> Exercise instructions:
Output every entry exactly as given.

--- BEGIN Task data ---

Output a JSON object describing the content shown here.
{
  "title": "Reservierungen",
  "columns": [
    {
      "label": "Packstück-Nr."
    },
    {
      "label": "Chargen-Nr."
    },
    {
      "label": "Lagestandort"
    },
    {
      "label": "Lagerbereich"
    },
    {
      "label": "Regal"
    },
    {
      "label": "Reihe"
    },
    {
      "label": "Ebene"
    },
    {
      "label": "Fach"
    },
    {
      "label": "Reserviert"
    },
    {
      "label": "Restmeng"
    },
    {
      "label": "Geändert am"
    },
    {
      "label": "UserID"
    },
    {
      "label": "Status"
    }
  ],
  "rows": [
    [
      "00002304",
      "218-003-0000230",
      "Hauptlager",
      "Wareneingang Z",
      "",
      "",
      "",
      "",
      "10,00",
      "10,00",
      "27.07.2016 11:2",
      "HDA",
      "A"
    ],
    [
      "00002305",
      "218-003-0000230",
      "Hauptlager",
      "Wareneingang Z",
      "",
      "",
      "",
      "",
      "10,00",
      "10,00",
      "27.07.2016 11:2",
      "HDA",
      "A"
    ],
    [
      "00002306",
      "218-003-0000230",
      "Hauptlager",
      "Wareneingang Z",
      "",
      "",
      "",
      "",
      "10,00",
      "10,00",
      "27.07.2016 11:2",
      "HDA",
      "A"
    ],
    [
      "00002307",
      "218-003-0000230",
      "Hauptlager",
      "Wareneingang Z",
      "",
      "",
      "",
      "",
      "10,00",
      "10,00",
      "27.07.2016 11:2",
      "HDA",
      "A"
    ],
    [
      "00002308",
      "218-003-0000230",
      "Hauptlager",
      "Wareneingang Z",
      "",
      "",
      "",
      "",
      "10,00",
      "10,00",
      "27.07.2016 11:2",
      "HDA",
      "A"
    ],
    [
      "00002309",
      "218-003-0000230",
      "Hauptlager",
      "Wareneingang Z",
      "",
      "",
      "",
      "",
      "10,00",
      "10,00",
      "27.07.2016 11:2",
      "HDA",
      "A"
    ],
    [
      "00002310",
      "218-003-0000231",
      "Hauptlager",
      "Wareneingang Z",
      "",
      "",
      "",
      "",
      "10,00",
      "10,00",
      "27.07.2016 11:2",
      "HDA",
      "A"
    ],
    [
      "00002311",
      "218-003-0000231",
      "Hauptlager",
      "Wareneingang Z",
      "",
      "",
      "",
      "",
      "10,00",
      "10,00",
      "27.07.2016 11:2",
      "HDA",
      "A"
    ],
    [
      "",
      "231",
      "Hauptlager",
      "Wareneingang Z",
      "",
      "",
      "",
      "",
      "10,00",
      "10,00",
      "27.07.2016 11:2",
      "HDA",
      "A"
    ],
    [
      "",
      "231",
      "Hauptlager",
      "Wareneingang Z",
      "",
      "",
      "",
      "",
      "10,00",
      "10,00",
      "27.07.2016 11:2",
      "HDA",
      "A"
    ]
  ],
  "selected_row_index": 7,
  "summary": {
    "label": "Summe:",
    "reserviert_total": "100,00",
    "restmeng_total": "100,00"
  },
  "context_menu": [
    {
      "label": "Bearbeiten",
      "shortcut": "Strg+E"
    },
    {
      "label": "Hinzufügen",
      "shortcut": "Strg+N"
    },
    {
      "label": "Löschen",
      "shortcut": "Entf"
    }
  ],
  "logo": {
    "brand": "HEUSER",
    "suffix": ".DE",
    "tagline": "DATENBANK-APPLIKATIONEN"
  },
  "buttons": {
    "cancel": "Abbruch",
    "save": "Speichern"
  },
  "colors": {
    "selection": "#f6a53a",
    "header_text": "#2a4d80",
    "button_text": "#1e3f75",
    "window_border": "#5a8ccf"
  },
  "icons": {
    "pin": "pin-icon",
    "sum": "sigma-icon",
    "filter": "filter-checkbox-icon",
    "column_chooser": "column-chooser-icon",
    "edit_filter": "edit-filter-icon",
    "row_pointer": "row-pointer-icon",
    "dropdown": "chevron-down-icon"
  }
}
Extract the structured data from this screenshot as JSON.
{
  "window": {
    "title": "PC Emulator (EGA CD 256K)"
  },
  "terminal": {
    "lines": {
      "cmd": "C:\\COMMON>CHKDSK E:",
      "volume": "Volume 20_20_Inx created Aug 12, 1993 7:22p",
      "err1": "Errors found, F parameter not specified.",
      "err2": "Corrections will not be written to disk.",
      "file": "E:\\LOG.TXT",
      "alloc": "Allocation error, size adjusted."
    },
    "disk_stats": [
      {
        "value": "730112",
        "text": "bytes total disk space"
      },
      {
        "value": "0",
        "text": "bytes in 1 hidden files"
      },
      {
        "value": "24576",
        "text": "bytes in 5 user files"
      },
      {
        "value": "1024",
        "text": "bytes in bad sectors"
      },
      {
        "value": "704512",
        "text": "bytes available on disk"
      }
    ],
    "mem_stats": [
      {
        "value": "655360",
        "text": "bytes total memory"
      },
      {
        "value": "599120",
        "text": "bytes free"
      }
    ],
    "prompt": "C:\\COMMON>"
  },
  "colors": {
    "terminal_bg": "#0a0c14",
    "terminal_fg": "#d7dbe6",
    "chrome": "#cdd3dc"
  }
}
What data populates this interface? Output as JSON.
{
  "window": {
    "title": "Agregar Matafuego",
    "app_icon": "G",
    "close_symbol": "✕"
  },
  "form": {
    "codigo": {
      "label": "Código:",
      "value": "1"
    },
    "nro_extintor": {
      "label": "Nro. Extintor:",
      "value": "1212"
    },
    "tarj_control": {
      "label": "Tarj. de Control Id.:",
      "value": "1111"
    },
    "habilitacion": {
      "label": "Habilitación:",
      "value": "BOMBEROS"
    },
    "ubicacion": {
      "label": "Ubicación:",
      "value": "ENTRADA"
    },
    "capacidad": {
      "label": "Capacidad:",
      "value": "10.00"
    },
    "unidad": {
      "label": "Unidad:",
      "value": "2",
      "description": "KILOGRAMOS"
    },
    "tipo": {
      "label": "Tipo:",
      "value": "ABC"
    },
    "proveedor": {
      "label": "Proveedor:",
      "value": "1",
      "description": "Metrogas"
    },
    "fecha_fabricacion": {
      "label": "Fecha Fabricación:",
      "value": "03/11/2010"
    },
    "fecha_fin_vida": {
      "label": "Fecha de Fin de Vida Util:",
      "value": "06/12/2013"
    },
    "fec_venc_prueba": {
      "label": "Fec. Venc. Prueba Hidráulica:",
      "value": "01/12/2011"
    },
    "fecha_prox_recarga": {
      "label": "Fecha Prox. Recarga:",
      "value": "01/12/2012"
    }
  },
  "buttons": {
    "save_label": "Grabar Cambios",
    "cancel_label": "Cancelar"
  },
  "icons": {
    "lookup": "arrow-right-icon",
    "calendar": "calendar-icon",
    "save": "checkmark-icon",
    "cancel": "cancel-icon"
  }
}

--- END Task data ---

> Output below:
Output a JSON object describing the content shown here.
{
  "title": "Reservierungen",
  "columns": [
    {
      "label": "Packstück-Nr."
    },
    {
      "label": "Chargen-Nr."
    },
    {
      "label": "Lagestandort"
    },
    {
      "label": "Lagerbereich"
    },
    {
      "label": "Regal"
    },
    {
      "label": "Reihe"
    },
    {
      "label": "Ebene"
    },
    {
      "label": "Fach"
    },
    {
      "label": "Reserviert"
    },
    {
      "label": "Restmeng"
    },
    {
      "label": "Geändert am"
    },
    {
      "label": "UserID"
    },
    {
      "label": "Status"
    }
  ],
  "rows": [
    [
      "00002304",
      "218-003-0000230",
      "Hauptlager",
      "Wareneingang Z",
      "",
      "",
      "",
      "",
      "10,00",
      "10,00",
      "27.07.2016 11:2",
      "HDA",
      "A"
    ],
    [
      "00002305",
      "218-003-0000230",
      "Hauptlager",
      "Wareneingang Z",
      "",
      "",
      "",
      "",
      "10,00",
      "10,00",
      "27.07.2016 11:2",
      "HDA",
      "A"
    ],
    [
      "00002306",
      "218-003-0000230",
      "Hauptlager",
      "Wareneingang Z",
      "",
      "",
      "",
      "",
      "10,00",
      "10,00",
      "27.07.2016 11:2",
      "HDA",
      "A"
    ],
    [
      "00002307",
      "218-003-0000230",
      "Hauptlager",
      "Wareneingang Z",
      "",
      "",
      "",
      "",
      "10,00",
      "10,00",
      "27.07.2016 11:2",
      "HDA",
      "A"
    ],
    [
      "00002308",
      "218-003-0000230",
      "Hauptlager",
      "Wareneingang Z",
      "",
      "",
      "",
      "",
      "10,00",
      "10,00",
      "27.07.2016 11:2",
      "HDA",
      "A"
    ],
    [
      "00002309",
      "218-003-0000230",
      "Hauptlager",
      "Wareneingang Z",
      "",
      "",
      "",
      "",
      "10,00",
      "10,00",
      "27.07.2016 11:2",
      "HDA",
      "A"
    ],
    [
      "00002310",
      "218-003-0000231",
      "Hauptlager",
      "Wareneingang Z",
      "",
      "",
      "",
      "",
      "10,00",
      "10,00",
      "27.07.2016 11:2",
      "HDA",
      "A"
    ],
    [
      "00002311",
      "218-003-0000231",
      "Hauptlager",
      "Wareneingang Z",
      "",
      "",
      "",
      "",
      "10,00",
      "10,00",
      "27.07.2016 11:2",
      "HDA",
      "A"
    ],
    [
      "",
      "231",
      "Hauptlager",
      "Wareneingang Z",
      "",
      "",
      "",
      "",
      "10,00",
      "10,00",
      "27.07.2016 11:2",
      "HDA",
      "A"
    ],
    [
      "",
      "231",
      "Hauptlager",
      "Wareneingang Z",
      "",
      "",
      "",
      "",
      "10,00",
      "10,00",
      "27.07.2016 11:2",
      "HDA",
      "A"
    ]
  ],
  "selected_row_index": 7,
  "summary": {
    "label": "Summe:",
    "reserviert_total": "100,00",
    "restmeng_total": "100,00"
  },
  "context_menu": [
    {
      "label": "Bearbeiten",
      "shortcut": "Strg+E"
    },
    {
      "label": "Hinzufügen",
      "shortcut": "Strg+N"
    },
    {
      "label": "Löschen",
      "shortcut": "Entf"
    }
  ],
  "logo": {
    "brand": "HEUSER",
    "suffix": ".DE",
    "tagline": "DATENBANK-APPLIKATIONEN"
  },
  "buttons": {
    "cancel": "Abbruch",
    "save": "Speichern"
  },
  "colors": {
    "selection": "#f6a53a",
    "header_text": "#2a4d80",
    "button_text": "#1e3f75",
    "window_border": "#5a8ccf"
  },
  "icons": {
    "pin": "pin-icon",
    "sum": "sigma-icon",
    "filter": "filter-checkbox-icon",
    "column_chooser": "column-chooser-icon",
    "edit_filter": "edit-filter-icon",
    "row_pointer": "row-pointer-icon",
    "dropdown": "chevron-down-icon"
  }
}
Extract the structured data from this screenshot as JSON.
{
  "window": {
    "title": "PC Emulator (EGA CD 256K)"
  },
  "terminal": {
    "lines": {
      "cmd": "C:\\COMMON>CHKDSK E:",
      "volume": "Volume 20_20_Inx created Aug 12, 1993 7:22p",
      "err1": "Errors found, F parameter not specified.",
      "err2": "Corrections will not be written to disk.",
      "file": "E:\\LOG.TXT",
      "alloc": "Allocation error, size adjusted."
    },
    "disk_stats": [
      {
        "value": "730112",
        "text": "bytes total disk space"
      },
      {
        "value": "0",
        "text": "bytes in 1 hidden files"
      },
      {
        "value": "24576",
        "text": "bytes in 5 user files"
      },
      {
        "value": "1024",
        "text": "bytes in bad sectors"
      },
      {
        "value": "704512",
        "text": "bytes available on disk"
      }
    ],
    "mem_stats": [
      {
        "value": "655360",
        "text": "bytes total memory"
      },
      {
        "value": "599120",
        "text": "bytes free"
      }
    ],
    "prompt": "C:\\COMMON>"
  },
  "colors": {
    "terminal_bg": "#0a0c14",
    "terminal_fg": "#d7dbe6",
    "chrome": "#cdd3dc"
  }
}
What data populates this interface? Output as JSON.
{
  "window": {
    "title": "Agregar Matafuego",
    "app_icon": "G",
    "close_symbol": "✕"
  },
  "form": {
    "codigo": {
      "label": "Código:",
      "value": "1"
    },
    "nro_extintor": {
      "label": "Nro. Extintor:",
      "value": "1212"
    },
    "tarj_control": {
      "label": "Tarj. de Control Id.:",
      "value": "1111"
    },
    "habilitacion": {
      "label": "Habilitación:",
      "value": "BOMBEROS"
    },
    "ubicacion": {
      "label": "Ubicación:",
      "value": "ENTRADA"
    },
    "capacidad": {
      "label": "Capacidad:",
      "value": "10.00"
    },
    "unidad": {
      "label": "Unidad:",
      "value": "2",
      "description": "KILOGRAMOS"
    },
    "tipo": {
      "label": "Tipo:",
      "value": "ABC"
    },
    "proveedor": {
      "label": "Proveedor:",
      "value": "1",
      "description": "Metrogas"
    },
    "fecha_fabricacion": {
      "label": "Fecha Fabricación:",
      "value": "03/11/2010"
    },
    "fecha_fin_vida": {
      "label": "Fecha de Fin de Vida Util:",
      "value": "06/12/2013"
    },
    "fec_venc_prueba": {
      "label": "Fec. Venc. Prueba Hidráulica:",
      "value": "01/12/2011"
    },
    "fecha_prox_recarga": {
      "label": "Fecha Prox. Recarga:",
      "value": "01/12/2012"
    }
  },
  "buttons": {
    "save_label": "Grabar Cambios",
    "cancel_label": "Cancelar"
  },
  "icons": {
    "lookup": "arrow-right-icon",
    "calendar": "calendar-icon",
    "save": "checkmark-icon",
    "cancel": "cancel-icon"
  }
}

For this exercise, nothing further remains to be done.